§ **Working data**:
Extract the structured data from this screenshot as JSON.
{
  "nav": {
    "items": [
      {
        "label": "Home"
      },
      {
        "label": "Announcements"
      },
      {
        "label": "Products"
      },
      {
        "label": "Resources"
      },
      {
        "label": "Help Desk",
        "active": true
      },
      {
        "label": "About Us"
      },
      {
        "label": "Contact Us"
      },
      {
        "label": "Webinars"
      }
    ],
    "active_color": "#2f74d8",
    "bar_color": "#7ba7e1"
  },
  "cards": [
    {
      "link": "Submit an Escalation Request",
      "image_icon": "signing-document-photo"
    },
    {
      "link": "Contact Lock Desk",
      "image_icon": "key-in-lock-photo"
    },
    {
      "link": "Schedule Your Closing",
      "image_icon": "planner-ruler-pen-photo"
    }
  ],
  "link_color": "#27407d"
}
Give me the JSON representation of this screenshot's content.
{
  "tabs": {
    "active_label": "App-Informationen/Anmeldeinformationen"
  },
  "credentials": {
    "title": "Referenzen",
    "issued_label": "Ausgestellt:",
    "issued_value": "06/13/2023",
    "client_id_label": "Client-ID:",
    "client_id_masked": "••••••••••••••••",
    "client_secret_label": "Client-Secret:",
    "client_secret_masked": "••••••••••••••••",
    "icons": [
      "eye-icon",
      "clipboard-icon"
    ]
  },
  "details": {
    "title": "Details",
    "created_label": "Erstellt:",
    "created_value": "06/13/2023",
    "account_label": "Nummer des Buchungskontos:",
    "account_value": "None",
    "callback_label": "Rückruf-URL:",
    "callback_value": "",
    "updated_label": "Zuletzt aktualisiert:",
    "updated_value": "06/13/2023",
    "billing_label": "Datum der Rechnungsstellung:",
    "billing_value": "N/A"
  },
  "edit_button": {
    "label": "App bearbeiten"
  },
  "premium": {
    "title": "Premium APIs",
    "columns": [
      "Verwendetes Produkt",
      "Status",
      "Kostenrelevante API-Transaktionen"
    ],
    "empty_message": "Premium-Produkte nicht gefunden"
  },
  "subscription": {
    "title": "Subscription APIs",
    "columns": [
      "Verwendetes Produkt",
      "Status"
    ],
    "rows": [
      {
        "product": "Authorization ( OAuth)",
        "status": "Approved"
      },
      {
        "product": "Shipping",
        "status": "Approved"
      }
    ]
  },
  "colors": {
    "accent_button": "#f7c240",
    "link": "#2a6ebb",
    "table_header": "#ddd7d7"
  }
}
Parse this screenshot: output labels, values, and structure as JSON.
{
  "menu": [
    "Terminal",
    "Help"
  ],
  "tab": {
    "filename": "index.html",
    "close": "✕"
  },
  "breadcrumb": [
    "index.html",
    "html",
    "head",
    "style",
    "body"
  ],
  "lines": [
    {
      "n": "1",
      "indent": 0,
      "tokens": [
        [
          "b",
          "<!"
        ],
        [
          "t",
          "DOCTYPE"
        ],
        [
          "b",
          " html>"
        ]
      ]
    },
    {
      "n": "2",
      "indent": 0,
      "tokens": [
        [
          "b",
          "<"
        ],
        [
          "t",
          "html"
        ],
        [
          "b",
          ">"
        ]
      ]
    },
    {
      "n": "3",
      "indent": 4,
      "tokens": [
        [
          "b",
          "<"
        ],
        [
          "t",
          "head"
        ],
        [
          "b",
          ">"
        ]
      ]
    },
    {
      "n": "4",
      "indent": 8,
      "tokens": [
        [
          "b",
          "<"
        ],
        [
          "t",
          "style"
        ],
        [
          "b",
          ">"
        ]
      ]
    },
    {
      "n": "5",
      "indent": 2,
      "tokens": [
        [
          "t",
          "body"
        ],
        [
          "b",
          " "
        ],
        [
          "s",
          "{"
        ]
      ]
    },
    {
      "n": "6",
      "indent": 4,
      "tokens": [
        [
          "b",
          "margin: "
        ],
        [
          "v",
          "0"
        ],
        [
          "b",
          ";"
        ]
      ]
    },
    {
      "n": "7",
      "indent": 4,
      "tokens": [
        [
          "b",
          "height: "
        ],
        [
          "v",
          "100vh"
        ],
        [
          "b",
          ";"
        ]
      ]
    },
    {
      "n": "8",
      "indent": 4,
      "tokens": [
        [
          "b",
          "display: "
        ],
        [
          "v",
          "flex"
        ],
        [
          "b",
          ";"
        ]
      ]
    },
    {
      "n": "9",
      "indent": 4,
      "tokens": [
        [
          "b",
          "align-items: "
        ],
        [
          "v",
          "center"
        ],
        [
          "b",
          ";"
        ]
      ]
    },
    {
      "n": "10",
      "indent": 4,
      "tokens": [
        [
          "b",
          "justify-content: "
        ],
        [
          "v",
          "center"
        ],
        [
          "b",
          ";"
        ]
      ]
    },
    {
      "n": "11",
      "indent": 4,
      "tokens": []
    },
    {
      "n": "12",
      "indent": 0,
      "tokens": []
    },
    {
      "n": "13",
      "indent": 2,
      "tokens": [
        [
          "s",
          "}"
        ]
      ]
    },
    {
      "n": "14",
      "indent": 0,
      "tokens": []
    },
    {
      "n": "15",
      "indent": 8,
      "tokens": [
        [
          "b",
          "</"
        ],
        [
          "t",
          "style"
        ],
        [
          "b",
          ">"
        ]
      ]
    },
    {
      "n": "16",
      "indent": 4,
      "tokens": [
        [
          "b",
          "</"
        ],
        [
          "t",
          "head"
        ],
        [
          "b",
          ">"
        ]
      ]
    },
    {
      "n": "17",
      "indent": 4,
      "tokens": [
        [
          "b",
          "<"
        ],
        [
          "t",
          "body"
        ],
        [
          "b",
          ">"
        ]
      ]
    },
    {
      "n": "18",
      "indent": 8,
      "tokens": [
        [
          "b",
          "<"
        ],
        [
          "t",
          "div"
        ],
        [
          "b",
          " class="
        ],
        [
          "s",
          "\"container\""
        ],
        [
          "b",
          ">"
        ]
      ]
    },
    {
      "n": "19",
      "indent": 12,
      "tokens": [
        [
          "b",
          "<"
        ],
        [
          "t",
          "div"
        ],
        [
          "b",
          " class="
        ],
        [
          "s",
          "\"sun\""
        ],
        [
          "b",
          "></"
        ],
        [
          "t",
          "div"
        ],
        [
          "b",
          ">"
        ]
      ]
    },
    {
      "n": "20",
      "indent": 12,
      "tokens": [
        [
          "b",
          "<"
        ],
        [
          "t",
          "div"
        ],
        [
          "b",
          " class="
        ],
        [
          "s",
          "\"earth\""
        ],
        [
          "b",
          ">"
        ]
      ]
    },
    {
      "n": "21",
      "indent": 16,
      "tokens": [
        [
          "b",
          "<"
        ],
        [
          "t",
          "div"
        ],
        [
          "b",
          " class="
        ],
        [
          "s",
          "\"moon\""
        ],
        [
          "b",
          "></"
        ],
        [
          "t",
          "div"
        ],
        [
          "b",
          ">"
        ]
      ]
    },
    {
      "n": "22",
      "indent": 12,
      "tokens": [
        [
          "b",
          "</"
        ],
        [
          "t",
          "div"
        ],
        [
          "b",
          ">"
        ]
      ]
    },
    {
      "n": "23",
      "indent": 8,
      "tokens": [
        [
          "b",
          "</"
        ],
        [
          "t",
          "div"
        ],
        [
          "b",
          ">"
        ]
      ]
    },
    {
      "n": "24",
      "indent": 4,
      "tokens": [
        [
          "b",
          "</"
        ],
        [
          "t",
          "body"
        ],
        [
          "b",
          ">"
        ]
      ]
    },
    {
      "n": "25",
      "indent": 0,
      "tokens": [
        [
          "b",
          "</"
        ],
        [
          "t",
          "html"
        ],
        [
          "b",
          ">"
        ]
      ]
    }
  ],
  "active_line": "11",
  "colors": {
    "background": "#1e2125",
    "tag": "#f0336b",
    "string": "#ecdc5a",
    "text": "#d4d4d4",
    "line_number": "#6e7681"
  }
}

§ **Stated exercise**: Repeat each of the entries above precisely as given.

§ **Output for this task**:
Extract the structured data from this screenshot as JSON.
{
  "nav": {
    "items": [
      {
        "label": "Home"
      },
      {
        "label": "Announcements"
      },
      {
        "label": "Products"
      },
      {
        "label": "Resources"
      },
      {
        "label": "Help Desk",
        "active": true
      },
      {
        "label": "About Us"
      },
      {
        "label": "Contact Us"
      },
      {
        "label": "Webinars"
      }
    ],
    "active_color": "#2f74d8",
    "bar_color": "#7ba7e1"
  },
  "cards": [
    {
      "link": "Submit an Escalation Request",
      "image_icon": "signing-document-photo"
    },
    {
      "link": "Contact Lock Desk",
      "image_icon": "key-in-lock-photo"
    },
    {
      "link": "Schedule Your Closing",
      "image_icon": "planner-ruler-pen-photo"
    }
  ],
  "link_color": "#27407d"
}
Give me the JSON representation of this screenshot's content.
{
  "tabs": {
    "active_label": "App-Informationen/Anmeldeinformationen"
  },
  "credentials": {
    "title": "Referenzen",
    "issued_label": "Ausgestellt:",
    "issued_value": "06/13/2023",
    "client_id_label": "Client-ID:",
    "client_id_masked": "••••••••••••••••",
    "client_secret_label": "Client-Secret:",
    "client_secret_masked": "••••••••••••••••",
    "icons": [
      "eye-icon",
      "clipboard-icon"
    ]
  },
  "details": {
    "title": "Details",
    "created_label": "Erstellt:",
    "created_value": "06/13/2023",
    "account_label": "Nummer des Buchungskontos:",
    "account_value": "None",
    "callback_label": "Rückruf-URL:",
    "callback_value": "",
    "updated_label": "Zuletzt aktualisiert:",
    "updated_value": "06/13/2023",
    "billing_label": "Datum der Rechnungsstellung:",
    "billing_value": "N/A"
  },
  "edit_button": {
    "label": "App bearbeiten"
  },
  "premium": {
    "title": "Premium APIs",
    "columns": [
      "Verwendetes Produkt",
      "Status",
      "Kostenrelevante API-Transaktionen"
    ],
    "empty_message": "Premium-Produkte nicht gefunden"
  },
  "subscription": {
    "title": "Subscription APIs",
    "columns": [
      "Verwendetes Produkt",
      "Status"
    ],
    "rows": [
      {
        "product": "Authorization ( OAuth)",
        "status": "Approved"
      },
      {
        "product": "Shipping",
        "status": "Approved"
      }
    ]
  },
  "colors": {
    "accent_button": "#f7c240",
    "link": "#2a6ebb",
    "table_header": "#ddd7d7"
  }
}
Parse this screenshot: output labels, values, and structure as JSON.
{
  "menu": [
    "Terminal",
    "Help"
  ],
  "tab": {
    "filename": "index.html",
    "close": "✕"
  },
  "breadcrumb": [
    "index.html",
    "html",
    "head",
    "style",
    "body"
  ],
  "lines": [
    {
      "n": "1",
      "indent": 0,
      "tokens": [
        [
          "b",
          "<!"
        ],
        [
          "t",
          "DOCTYPE"
        ],
        [
          "b",
          " html>"
        ]
      ]
    },
    {
      "n": "2",
      "indent": 0,
      "tokens": [
        [
          "b",
          "<"
        ],
        [
          "t",
          "html"
        ],
        [
          "b",
          ">"
        ]
      ]
    },
    {
      "n": "3",
      "indent": 4,
      "tokens": [
        [
          "b",
          "<"
        ],
        [
          "t",
          "head"
        ],
        [
          "b",
          ">"
        ]
      ]
    },
    {
      "n": "4",
      "indent": 8,
      "tokens": [
        [
          "b",
          "<"
        ],
        [
          "t",
          "style"
        ],
        [
          "b",
          ">"
        ]
      ]
    },
    {
      "n": "5",
      "indent": 2,
      "tokens": [
        [
          "t",
          "body"
        ],
        [
          "b",
          " "
        ],
        [
          "s",
          "{"
        ]
      ]
    },
    {
      "n": "6",
      "indent": 4,
      "tokens": [
        [
          "b",
          "margin: "
        ],
        [
          "v",
          "0"
        ],
        [
          "b",
          ";"
        ]
      ]
    },
    {
      "n": "7",
      "indent": 4,
      "tokens": [
        [
          "b",
          "height: "
        ],
        [
          "v",
          "100vh"
        ],
        [
          "b",
          ";"
        ]
      ]
    },
    {
      "n": "8",
      "indent": 4,
      "tokens": [
        [
          "b",
          "display: "
        ],
        [
          "v",
          "flex"
        ],
        [
          "b",
          ";"
        ]
      ]
    },
    {
      "n": "9",
      "indent": 4,
      "tokens": [
        [
          "b",
          "align-items: "
        ],
        [
          "v",
          "center"
        ],
        [
          "b",
          ";"
        ]
      ]
    },
    {
      "n": "10",
      "indent": 4,
      "tokens": [
        [
          "b",
          "justify-content: "
        ],
        [
          "v",
          "center"
        ],
        [
          "b",
          ";"
        ]
      ]
    },
    {
      "n": "11",
      "indent": 4,
      "tokens": []
    },
    {
      "n": "12",
      "indent": 0,
      "tokens": []
    },
    {
      "n": "13",
      "indent": 2,
      "tokens": [
        [
          "s",
          "}"
        ]
      ]
    },
    {
      "n": "14",
      "indent": 0,
      "tokens": []
    },
    {
      "n": "15",
      "indent": 8,
      "tokens": [
        [
          "b",
          "</"
        ],
        [
          "t",
          "style"
        ],
        [
          "b",
          ">"
        ]
      ]
    },
    {
      "n": "16",
      "indent": 4,
      "tokens": [
        [
          "b",
          "</"
        ],
        [
          "t",
          "head"
        ],
        [
          "b",
          ">"
        ]
      ]
    },
    {
      "n": "17",
      "indent": 4,
      "tokens": [
        [
          "b",
          "<"
        ],
        [
          "t",
          "body"
        ],
        [
          "b",
          ">"
        ]
      ]
    },
    {
      "n": "18",
      "indent": 8,
      "tokens": [
        [
          "b",
          "<"
        ],
        [
          "t",
          "div"
        ],
        [
          "b",
          " class="
        ],
        [
          "s",
          "\"container\""
        ],
        [
          "b",
          ">"
        ]
      ]
    },
    {
      "n": "19",
      "indent": 12,
      "tokens": [
        [
          "b",
          "<"
        ],
        [
          "t",
          "div"
        ],
        [
          "b",
          " class="
        ],
        [
          "s",
          "\"sun\""
        ],
        [
          "b",
          "></"
        ],
        [
          "t",
          "div"
        ],
        [
          "b",
          ">"
        ]
      ]
    },
    {
      "n": "20",
      "indent": 12,
      "tokens": [
        [
          "b",
          "<"
        ],
        [
          "t",
          "div"
        ],
        [
          "b",
          " class="
        ],
        [
          "s",
          "\"earth\""
        ],
        [
          "b",
          ">"
        ]
      ]
    },
    {
      "n": "21",
      "indent": 16,
      "tokens": [
        [
          "b",
          "<"
        ],
        [
          "t",
          "div"
        ],
        [
          "b",
          " class="
        ],
        [
          "s",
          "\"moon\""
        ],
        [
          "b",
          "></"
        ],
        [
          "t",
          "div"
        ],
        [
          "b",
          ">"
        ]
      ]
    },
    {
      "n": "22",
      "indent": 12,
      "tokens": [
        [
          "b",
          "</"
        ],
        [
          "t",
          "div"
        ],
        [
          "b",
          ">"
        ]
      ]
    },
    {
      "n": "23",
      "indent": 8,
      "tokens": [
        [
          "b",
          "</"
        ],
        [
          "t",
          "div"
        ],
        [
          "b",
          ">"
        ]
      ]
    },
    {
      "n": "24",
      "indent": 4,
      "tokens": [
        [
          "b",
          "</"
        ],
        [
          "t",
          "body"
        ],
        [
          "b",
          ">"
        ]
      ]
    },
    {
      "n": "25",
      "indent": 0,
      "tokens": [
        [
          "b",
          "</"
        ],
        [
          "t",
          "html"
        ],
        [
          "b",
          ">"
        ]
      ]
    }
  ],
  "active_line": "11",
  "colors": {
    "background": "#1e2125",
    "tag": "#f0336b",
    "string": "#ecdc5a",
    "text": "#d4d4d4",
    "line_number": "#6e7681"
  }
}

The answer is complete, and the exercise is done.